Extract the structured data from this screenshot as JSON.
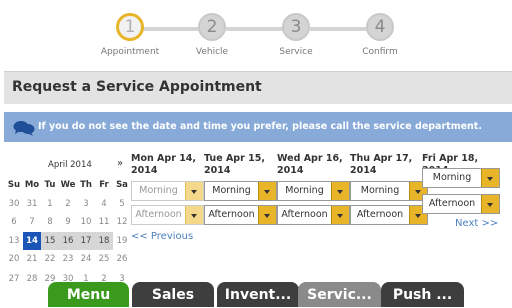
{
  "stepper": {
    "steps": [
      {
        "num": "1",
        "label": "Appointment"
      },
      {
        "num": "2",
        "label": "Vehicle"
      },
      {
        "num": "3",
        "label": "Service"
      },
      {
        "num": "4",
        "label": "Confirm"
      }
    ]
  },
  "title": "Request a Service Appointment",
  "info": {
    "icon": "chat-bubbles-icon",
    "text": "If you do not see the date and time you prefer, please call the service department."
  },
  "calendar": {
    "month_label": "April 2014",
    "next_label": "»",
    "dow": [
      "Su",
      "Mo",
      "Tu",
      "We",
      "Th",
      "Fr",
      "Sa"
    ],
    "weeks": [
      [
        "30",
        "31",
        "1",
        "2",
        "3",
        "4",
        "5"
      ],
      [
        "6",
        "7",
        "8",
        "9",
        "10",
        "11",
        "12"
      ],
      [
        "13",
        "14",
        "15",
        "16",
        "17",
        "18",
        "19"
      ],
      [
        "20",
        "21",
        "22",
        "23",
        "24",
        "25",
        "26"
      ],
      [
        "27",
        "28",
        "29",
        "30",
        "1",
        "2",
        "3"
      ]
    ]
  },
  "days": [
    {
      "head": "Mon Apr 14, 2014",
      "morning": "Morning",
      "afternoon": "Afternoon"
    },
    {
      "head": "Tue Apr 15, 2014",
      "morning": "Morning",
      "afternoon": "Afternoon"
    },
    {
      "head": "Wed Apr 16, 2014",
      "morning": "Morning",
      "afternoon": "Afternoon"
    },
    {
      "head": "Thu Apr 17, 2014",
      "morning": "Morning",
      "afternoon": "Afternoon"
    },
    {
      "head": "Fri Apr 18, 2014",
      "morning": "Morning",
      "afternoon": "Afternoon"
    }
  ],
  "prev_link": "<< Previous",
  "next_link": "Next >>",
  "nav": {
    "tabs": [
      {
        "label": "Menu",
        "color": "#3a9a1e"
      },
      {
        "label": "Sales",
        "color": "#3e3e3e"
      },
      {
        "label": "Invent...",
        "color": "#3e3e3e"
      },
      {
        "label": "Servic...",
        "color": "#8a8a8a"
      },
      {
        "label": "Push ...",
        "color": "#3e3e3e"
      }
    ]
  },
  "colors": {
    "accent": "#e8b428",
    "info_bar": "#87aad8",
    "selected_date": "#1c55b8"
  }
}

====

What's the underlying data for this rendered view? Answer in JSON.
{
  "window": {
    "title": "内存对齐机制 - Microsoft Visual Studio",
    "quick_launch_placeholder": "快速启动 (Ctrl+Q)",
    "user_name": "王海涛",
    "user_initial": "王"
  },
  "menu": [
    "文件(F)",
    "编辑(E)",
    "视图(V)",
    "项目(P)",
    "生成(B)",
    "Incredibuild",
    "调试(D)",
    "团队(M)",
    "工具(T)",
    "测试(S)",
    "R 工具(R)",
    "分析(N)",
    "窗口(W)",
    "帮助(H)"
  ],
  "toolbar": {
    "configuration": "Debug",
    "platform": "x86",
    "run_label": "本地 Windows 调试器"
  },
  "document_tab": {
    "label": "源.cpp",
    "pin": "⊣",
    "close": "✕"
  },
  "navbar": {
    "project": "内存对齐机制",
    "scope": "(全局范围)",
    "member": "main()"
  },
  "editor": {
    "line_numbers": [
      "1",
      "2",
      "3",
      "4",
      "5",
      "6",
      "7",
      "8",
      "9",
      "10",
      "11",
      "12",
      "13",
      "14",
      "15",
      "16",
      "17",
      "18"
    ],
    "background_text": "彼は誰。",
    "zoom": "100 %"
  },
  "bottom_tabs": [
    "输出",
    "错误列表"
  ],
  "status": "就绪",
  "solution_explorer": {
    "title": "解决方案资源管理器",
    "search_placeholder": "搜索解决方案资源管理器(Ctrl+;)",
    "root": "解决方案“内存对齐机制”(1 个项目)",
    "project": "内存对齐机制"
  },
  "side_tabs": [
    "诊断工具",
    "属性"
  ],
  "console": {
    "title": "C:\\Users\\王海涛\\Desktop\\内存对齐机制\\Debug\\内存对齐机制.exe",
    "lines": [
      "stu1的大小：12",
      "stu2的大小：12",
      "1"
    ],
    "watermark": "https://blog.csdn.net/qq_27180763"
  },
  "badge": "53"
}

====

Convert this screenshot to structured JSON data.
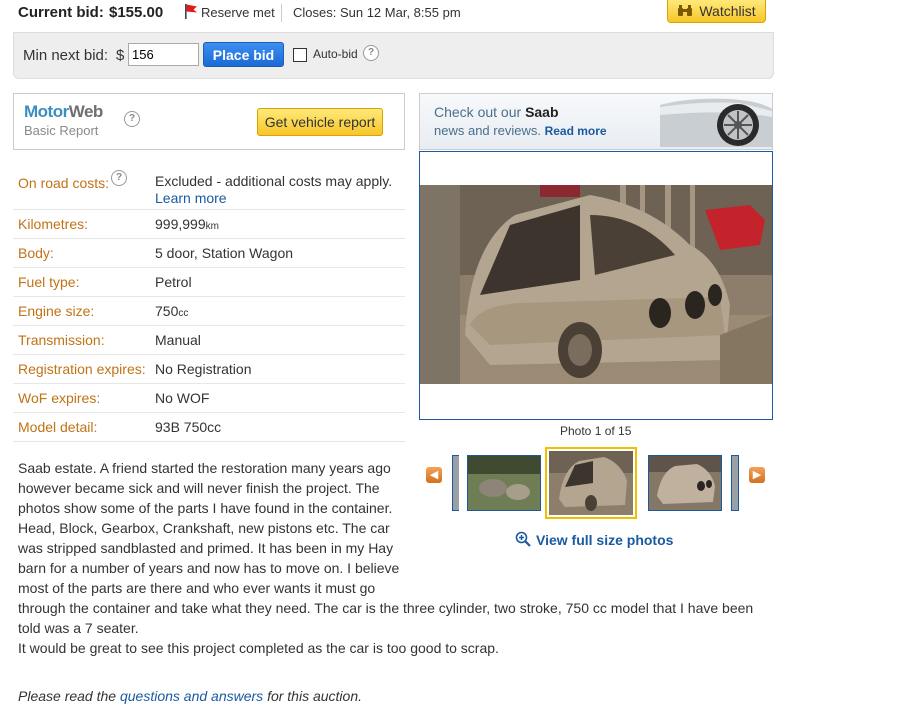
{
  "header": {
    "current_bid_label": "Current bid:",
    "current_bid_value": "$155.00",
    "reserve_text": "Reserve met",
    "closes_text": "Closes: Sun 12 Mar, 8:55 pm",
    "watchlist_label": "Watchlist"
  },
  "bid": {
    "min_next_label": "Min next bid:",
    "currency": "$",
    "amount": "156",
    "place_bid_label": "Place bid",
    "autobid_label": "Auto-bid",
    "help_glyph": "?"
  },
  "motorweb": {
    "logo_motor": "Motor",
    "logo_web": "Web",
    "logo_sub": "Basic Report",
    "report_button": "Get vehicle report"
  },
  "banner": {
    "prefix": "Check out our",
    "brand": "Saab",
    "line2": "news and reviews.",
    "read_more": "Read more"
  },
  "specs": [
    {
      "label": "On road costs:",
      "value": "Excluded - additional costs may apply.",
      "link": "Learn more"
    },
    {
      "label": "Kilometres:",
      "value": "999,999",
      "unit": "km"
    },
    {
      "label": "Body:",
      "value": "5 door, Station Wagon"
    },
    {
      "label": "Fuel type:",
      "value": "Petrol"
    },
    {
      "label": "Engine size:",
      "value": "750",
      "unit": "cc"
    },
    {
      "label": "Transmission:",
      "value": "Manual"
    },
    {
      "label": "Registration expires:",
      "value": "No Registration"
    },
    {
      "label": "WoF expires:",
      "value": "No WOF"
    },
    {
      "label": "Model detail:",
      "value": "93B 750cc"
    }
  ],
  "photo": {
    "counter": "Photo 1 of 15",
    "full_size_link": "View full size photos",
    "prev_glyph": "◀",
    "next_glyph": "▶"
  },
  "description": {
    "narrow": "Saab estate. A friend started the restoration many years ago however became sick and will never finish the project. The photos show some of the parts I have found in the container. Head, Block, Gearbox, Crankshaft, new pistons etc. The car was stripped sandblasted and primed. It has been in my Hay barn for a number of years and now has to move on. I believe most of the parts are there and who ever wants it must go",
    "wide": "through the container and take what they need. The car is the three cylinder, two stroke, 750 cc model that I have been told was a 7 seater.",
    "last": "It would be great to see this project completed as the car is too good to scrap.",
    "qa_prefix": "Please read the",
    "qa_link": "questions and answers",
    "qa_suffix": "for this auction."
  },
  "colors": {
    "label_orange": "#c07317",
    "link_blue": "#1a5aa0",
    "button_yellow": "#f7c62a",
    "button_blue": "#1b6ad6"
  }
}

====

* TASK TO CARRY OUT
Find the lines above that contain the word "Saab" and collect them.

* TASK RESULT
    "brand": "Saab",
    "narrow": "Saab estate. A friend started the restoration many years ago however became sick and will never finish the project. The photos show some of the parts I have found in the container. Head, Block, Gearbox, Crankshaft, new pistons etc. The car was stripped sandblasted and primed. It has been in my Hay barn for a number of years and now has to move on. I believe most of the parts are there and who ever wants it must go",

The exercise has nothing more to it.